Box annotation data:
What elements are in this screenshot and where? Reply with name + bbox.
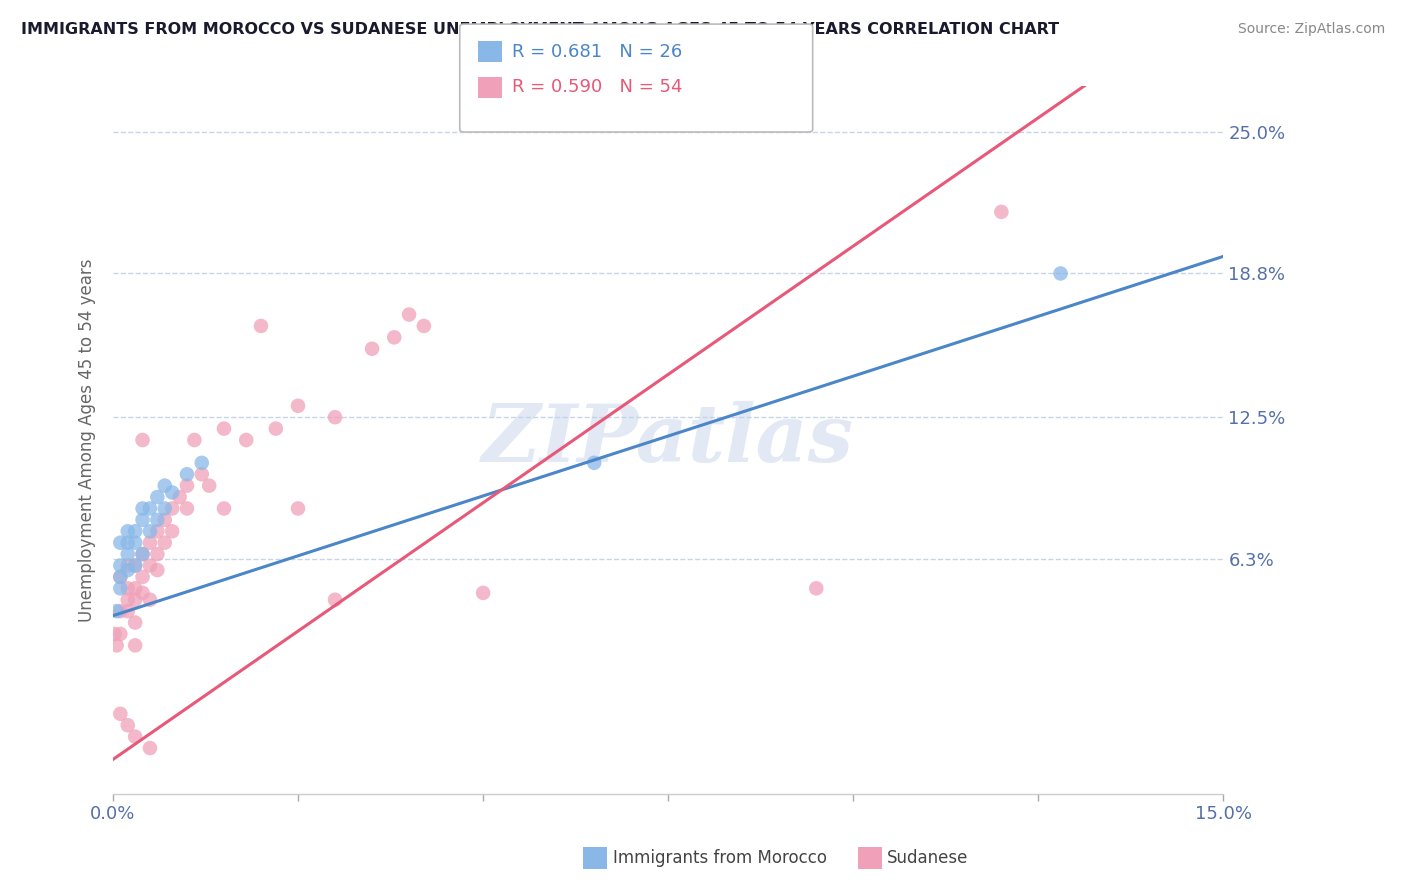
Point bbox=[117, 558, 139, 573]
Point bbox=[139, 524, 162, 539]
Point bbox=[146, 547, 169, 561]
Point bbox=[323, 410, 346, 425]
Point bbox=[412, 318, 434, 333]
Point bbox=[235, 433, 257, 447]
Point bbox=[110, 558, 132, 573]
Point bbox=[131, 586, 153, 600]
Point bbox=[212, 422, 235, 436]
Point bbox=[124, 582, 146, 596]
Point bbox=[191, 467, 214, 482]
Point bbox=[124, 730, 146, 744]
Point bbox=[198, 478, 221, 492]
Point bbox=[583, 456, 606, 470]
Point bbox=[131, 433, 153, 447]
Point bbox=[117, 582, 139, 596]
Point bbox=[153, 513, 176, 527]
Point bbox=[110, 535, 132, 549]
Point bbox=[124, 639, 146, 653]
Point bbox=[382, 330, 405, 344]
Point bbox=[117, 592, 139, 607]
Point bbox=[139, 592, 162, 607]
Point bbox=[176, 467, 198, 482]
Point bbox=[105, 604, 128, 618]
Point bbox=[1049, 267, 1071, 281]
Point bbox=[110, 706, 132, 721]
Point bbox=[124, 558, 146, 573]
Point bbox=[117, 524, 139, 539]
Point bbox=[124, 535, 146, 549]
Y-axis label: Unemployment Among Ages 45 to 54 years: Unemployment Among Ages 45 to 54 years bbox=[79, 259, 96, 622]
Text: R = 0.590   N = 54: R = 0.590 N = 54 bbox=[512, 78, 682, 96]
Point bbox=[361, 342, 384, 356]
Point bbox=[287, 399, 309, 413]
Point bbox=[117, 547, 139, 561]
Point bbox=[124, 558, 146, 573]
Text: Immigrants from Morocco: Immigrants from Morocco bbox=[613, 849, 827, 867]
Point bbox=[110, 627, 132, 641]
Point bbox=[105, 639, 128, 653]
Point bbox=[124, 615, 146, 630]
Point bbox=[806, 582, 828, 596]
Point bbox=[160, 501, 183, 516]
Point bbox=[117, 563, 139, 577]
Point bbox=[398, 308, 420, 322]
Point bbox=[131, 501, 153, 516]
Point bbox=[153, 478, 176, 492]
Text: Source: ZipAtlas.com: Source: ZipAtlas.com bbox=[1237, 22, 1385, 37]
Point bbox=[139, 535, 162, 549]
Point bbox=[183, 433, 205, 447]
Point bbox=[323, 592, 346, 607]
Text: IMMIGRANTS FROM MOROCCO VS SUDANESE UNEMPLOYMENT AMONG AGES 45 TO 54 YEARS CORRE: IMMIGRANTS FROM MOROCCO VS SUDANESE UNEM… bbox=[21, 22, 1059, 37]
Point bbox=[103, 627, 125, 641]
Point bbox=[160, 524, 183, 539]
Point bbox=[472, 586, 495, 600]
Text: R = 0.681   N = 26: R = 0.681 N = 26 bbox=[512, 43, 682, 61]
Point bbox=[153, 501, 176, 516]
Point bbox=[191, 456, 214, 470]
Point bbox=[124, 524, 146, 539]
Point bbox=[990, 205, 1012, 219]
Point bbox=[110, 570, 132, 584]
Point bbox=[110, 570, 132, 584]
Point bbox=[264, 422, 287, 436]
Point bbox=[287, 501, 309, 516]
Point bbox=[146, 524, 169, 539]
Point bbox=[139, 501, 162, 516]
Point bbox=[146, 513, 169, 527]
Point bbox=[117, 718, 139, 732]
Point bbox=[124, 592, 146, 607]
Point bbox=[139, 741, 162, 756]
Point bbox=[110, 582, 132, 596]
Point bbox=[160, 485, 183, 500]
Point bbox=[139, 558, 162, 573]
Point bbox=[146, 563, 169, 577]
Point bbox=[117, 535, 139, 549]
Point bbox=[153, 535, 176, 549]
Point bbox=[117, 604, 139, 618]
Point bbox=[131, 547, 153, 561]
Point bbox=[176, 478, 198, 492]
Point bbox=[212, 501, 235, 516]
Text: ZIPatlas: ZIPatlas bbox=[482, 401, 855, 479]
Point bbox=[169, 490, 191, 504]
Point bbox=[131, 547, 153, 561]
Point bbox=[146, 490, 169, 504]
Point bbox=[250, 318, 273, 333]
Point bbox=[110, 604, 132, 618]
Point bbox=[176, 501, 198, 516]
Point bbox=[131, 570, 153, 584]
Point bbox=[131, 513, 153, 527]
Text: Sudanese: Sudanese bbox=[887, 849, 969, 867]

◆ **WHAT TO WORK ON**: Please reproduce all of the material above with "Point" replaced by "Marker" wherever it occurs, changing nothing else and omitting the pictures.

◆ **EXERCISE RESPONSE**:
What elements are in this screenshot and where? Reply with name + bbox.
Marker bbox=[117, 558, 139, 573]
Marker bbox=[139, 524, 162, 539]
Marker bbox=[146, 547, 169, 561]
Marker bbox=[323, 410, 346, 425]
Marker bbox=[412, 318, 434, 333]
Marker bbox=[235, 433, 257, 447]
Marker bbox=[110, 558, 132, 573]
Marker bbox=[131, 586, 153, 600]
Marker bbox=[212, 422, 235, 436]
Marker bbox=[124, 582, 146, 596]
Marker bbox=[191, 467, 214, 482]
Marker bbox=[124, 730, 146, 744]
Marker bbox=[198, 478, 221, 492]
Marker bbox=[583, 456, 606, 470]
Marker bbox=[131, 433, 153, 447]
Marker bbox=[117, 582, 139, 596]
Marker bbox=[153, 513, 176, 527]
Marker bbox=[110, 535, 132, 549]
Marker bbox=[124, 639, 146, 653]
Marker bbox=[382, 330, 405, 344]
Marker bbox=[117, 592, 139, 607]
Marker bbox=[139, 592, 162, 607]
Marker bbox=[176, 467, 198, 482]
Marker bbox=[105, 604, 128, 618]
Marker bbox=[1049, 267, 1071, 281]
Marker bbox=[110, 706, 132, 721]
Marker bbox=[124, 558, 146, 573]
Marker bbox=[117, 524, 139, 539]
Marker bbox=[124, 535, 146, 549]
Y-axis label: Unemployment Among Ages 45 to 54 years: Unemployment Among Ages 45 to 54 years bbox=[79, 259, 96, 622]
Text: R = 0.590   N = 54: R = 0.590 N = 54 bbox=[512, 78, 682, 96]
Marker bbox=[361, 342, 384, 356]
Marker bbox=[287, 399, 309, 413]
Marker bbox=[117, 547, 139, 561]
Marker bbox=[124, 558, 146, 573]
Text: Immigrants from Morocco: Immigrants from Morocco bbox=[613, 849, 827, 867]
Marker bbox=[110, 627, 132, 641]
Marker bbox=[105, 639, 128, 653]
Marker bbox=[124, 615, 146, 630]
Marker bbox=[806, 582, 828, 596]
Marker bbox=[160, 501, 183, 516]
Marker bbox=[117, 563, 139, 577]
Marker bbox=[398, 308, 420, 322]
Marker bbox=[131, 501, 153, 516]
Marker bbox=[153, 478, 176, 492]
Text: Source: ZipAtlas.com: Source: ZipAtlas.com bbox=[1237, 22, 1385, 37]
Marker bbox=[139, 535, 162, 549]
Marker bbox=[183, 433, 205, 447]
Marker bbox=[323, 592, 346, 607]
Text: IMMIGRANTS FROM MOROCCO VS SUDANESE UNEMPLOYMENT AMONG AGES 45 TO 54 YEARS CORRE: IMMIGRANTS FROM MOROCCO VS SUDANESE UNEM… bbox=[21, 22, 1059, 37]
Marker bbox=[103, 627, 125, 641]
Marker bbox=[160, 524, 183, 539]
Marker bbox=[472, 586, 495, 600]
Text: R = 0.681   N = 26: R = 0.681 N = 26 bbox=[512, 43, 682, 61]
Marker bbox=[153, 501, 176, 516]
Marker bbox=[191, 456, 214, 470]
Marker bbox=[124, 524, 146, 539]
Marker bbox=[990, 205, 1012, 219]
Marker bbox=[110, 570, 132, 584]
Marker bbox=[110, 570, 132, 584]
Marker bbox=[264, 422, 287, 436]
Marker bbox=[287, 501, 309, 516]
Marker bbox=[146, 524, 169, 539]
Marker bbox=[139, 501, 162, 516]
Marker bbox=[146, 513, 169, 527]
Marker bbox=[117, 718, 139, 732]
Marker bbox=[124, 592, 146, 607]
Marker bbox=[139, 741, 162, 756]
Marker bbox=[110, 582, 132, 596]
Marker bbox=[160, 485, 183, 500]
Marker bbox=[139, 558, 162, 573]
Marker bbox=[146, 563, 169, 577]
Marker bbox=[117, 535, 139, 549]
Marker bbox=[153, 535, 176, 549]
Marker bbox=[117, 604, 139, 618]
Marker bbox=[131, 547, 153, 561]
Marker bbox=[176, 478, 198, 492]
Marker bbox=[212, 501, 235, 516]
Text: ZIPatlas: ZIPatlas bbox=[482, 401, 855, 479]
Marker bbox=[169, 490, 191, 504]
Marker bbox=[131, 547, 153, 561]
Marker bbox=[146, 490, 169, 504]
Marker bbox=[250, 318, 273, 333]
Marker bbox=[110, 604, 132, 618]
Marker bbox=[176, 501, 198, 516]
Marker bbox=[131, 570, 153, 584]
Marker bbox=[131, 513, 153, 527]
Text: Sudanese: Sudanese bbox=[887, 849, 969, 867]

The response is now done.